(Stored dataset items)
*****
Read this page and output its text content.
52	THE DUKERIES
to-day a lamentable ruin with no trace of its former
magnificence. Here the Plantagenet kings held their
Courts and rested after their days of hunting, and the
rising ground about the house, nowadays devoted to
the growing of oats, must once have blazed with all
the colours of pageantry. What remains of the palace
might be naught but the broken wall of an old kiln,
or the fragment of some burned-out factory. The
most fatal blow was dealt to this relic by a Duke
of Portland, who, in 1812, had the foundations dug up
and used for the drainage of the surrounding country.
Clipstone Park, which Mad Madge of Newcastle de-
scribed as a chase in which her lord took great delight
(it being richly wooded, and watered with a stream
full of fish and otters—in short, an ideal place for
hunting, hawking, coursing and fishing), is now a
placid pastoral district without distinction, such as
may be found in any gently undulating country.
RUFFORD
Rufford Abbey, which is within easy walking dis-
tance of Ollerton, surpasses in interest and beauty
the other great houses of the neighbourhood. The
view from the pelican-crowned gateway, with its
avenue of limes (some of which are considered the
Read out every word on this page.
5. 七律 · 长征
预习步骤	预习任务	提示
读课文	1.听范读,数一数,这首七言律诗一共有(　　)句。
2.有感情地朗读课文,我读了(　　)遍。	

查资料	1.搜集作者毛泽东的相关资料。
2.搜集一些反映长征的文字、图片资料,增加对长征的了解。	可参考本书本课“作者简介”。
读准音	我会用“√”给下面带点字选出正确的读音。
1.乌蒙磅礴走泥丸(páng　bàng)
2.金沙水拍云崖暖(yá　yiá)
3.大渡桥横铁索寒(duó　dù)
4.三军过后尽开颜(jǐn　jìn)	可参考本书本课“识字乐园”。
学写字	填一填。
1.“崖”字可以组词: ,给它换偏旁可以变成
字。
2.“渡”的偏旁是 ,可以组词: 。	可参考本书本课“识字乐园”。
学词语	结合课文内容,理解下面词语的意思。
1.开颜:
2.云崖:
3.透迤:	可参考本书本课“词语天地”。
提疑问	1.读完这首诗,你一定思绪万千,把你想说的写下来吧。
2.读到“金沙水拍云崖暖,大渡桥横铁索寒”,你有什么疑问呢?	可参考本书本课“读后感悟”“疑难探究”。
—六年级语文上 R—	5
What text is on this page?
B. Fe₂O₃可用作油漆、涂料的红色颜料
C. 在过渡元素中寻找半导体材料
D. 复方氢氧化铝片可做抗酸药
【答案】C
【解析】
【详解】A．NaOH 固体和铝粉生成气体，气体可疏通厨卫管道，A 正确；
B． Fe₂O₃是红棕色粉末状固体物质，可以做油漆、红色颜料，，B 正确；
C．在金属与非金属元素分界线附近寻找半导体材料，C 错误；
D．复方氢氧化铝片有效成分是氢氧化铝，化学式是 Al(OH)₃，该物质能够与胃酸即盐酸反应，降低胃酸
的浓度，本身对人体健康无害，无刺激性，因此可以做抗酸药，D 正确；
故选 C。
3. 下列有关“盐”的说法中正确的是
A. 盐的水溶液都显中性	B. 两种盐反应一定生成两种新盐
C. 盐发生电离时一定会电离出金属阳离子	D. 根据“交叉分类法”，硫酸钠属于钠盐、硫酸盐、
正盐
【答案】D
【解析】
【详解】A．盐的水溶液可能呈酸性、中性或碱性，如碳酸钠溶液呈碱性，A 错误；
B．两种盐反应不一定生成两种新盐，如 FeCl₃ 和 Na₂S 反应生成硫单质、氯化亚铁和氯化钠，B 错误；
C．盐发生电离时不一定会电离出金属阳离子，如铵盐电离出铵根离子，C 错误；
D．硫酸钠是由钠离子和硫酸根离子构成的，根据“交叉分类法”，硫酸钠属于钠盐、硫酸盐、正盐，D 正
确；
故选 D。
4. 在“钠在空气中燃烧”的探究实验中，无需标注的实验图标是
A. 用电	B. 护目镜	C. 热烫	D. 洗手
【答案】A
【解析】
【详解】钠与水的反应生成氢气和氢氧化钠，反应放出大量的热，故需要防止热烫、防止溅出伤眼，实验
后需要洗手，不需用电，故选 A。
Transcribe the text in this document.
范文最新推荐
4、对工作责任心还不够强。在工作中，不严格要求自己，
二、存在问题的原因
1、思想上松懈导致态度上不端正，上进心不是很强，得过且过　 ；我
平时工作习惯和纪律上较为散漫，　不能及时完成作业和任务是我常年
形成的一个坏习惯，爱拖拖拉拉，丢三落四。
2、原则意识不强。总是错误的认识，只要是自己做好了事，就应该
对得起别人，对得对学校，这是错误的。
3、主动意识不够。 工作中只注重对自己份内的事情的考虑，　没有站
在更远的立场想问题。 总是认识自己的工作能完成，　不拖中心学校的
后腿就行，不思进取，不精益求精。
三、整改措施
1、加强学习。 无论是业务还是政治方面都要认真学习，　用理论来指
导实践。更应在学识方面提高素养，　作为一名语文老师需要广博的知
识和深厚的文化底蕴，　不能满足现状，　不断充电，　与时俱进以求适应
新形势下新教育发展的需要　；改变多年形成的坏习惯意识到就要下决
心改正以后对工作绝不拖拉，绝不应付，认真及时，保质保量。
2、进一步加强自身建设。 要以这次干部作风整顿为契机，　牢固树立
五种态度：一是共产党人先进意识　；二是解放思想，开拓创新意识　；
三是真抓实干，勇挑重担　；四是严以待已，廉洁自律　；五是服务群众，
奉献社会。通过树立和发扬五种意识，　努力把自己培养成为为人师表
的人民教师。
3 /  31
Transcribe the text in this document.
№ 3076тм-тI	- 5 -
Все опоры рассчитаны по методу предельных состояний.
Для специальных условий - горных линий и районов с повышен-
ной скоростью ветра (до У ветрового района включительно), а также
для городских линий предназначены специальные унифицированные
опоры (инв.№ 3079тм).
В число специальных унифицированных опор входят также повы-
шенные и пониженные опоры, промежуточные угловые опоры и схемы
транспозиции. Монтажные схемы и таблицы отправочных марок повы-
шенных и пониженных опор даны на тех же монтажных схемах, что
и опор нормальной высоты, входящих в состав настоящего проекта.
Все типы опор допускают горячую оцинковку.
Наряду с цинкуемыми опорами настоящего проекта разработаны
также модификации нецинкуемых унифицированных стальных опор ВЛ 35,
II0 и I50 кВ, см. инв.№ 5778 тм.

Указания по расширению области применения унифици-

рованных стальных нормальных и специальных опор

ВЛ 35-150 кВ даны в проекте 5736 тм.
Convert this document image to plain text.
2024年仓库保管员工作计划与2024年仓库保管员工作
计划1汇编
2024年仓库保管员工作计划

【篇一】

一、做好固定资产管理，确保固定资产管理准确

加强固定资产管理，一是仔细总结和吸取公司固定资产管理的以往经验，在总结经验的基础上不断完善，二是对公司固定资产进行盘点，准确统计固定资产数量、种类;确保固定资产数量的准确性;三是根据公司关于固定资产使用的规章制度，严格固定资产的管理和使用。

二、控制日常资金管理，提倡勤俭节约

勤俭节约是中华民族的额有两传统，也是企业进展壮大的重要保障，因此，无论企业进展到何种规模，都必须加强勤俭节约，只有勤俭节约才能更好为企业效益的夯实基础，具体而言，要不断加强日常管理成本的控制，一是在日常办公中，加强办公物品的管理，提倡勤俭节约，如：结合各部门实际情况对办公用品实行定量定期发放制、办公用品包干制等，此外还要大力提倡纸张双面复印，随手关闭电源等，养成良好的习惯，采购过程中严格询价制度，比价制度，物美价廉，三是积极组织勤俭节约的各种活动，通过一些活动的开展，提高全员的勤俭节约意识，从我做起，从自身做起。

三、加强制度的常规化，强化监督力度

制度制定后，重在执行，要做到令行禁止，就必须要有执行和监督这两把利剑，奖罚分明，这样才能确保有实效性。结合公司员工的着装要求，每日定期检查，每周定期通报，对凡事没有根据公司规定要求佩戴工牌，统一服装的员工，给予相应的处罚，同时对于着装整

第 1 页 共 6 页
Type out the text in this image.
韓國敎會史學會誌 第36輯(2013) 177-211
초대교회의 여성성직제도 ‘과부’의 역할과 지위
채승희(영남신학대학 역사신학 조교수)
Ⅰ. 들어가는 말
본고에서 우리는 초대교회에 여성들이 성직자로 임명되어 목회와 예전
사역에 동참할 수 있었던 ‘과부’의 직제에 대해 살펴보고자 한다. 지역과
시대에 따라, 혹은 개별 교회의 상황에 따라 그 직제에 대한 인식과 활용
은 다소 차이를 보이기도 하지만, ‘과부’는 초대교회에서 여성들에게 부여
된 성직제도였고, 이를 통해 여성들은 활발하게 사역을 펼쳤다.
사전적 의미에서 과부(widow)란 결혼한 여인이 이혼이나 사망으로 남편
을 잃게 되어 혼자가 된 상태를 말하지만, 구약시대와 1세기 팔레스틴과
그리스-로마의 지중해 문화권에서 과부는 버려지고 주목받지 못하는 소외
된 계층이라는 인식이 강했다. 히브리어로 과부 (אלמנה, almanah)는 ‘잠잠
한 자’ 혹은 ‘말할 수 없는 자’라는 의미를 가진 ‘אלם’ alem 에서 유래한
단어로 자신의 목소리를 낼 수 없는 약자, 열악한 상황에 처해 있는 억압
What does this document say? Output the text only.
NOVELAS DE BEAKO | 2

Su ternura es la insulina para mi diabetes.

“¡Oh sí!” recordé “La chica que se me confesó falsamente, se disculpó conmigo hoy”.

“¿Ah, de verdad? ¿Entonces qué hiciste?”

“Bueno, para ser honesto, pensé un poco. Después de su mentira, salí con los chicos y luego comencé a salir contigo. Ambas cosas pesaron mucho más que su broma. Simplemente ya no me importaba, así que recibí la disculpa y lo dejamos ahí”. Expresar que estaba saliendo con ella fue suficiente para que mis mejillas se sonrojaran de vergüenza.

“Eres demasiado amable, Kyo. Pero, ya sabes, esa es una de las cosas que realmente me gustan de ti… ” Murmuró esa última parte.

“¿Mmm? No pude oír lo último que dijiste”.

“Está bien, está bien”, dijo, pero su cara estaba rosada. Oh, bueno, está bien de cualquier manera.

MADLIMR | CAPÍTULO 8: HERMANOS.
*****
## [What is expected]
Could you give again exactly the lines from the line containing "Type out the text in this image." through the final line of the data above, and no others?

## [Answer to this task]
Type out the text in this image.
韓國敎會史學會誌 第36輯(2013) 177-211
초대교회의 여성성직제도 ‘과부’의 역할과 지위
채승희(영남신학대학 역사신학 조교수)
Ⅰ. 들어가는 말
본고에서 우리는 초대교회에 여성들이 성직자로 임명되어 목회와 예전
사역에 동참할 수 있었던 ‘과부’의 직제에 대해 살펴보고자 한다. 지역과
시대에 따라, 혹은 개별 교회의 상황에 따라 그 직제에 대한 인식과 활용
은 다소 차이를 보이기도 하지만, ‘과부’는 초대교회에서 여성들에게 부여
된 성직제도였고, 이를 통해 여성들은 활발하게 사역을 펼쳤다.
사전적 의미에서 과부(widow)란 결혼한 여인이 이혼이나 사망으로 남편
을 잃게 되어 혼자가 된 상태를 말하지만, 구약시대와 1세기 팔레스틴과
그리스-로마의 지중해 문화권에서 과부는 버려지고 주목받지 못하는 소외
된 계층이라는 인식이 강했다. 히브리어로 과부 (אלמנה, almanah)는 ‘잠잠
한 자’ 혹은 ‘말할 수 없는 자’라는 의미를 가진 ‘אלם’ alem 에서 유래한
단어로 자신의 목소리를 낼 수 없는 약자, 열악한 상황에 처해 있는 억압
What does this document say? Output the text only.
NOVELAS DE BEAKO | 2

Su ternura es la insulina para mi diabetes.

“¡Oh sí!” recordé “La chica que se me confesó falsamente, se disculpó conmigo hoy”.

“¿Ah, de verdad? ¿Entonces qué hiciste?”

“Bueno, para ser honesto, pensé un poco. Después de su mentira, salí con los chicos y luego comencé a salir contigo. Ambas cosas pesaron mucho más que su broma. Simplemente ya no me importaba, así que recibí la disculpa y lo dejamos ahí”. Expresar que estaba saliendo con ella fue suficiente para que mis mejillas se sonrojaran de vergüenza.

“Eres demasiado amable, Kyo. Pero, ya sabes, esa es una de las cosas que realmente me gustan de ti… ” Murmuró esa última parte.

“¿Mmm? No pude oír lo último que dijiste”.

“Está bien, está bien”, dijo, pero su cara estaba rosada. Oh, bueno, está bien de cualquier manera.

MADLIMR | CAPÍTULO 8: HERMANOS.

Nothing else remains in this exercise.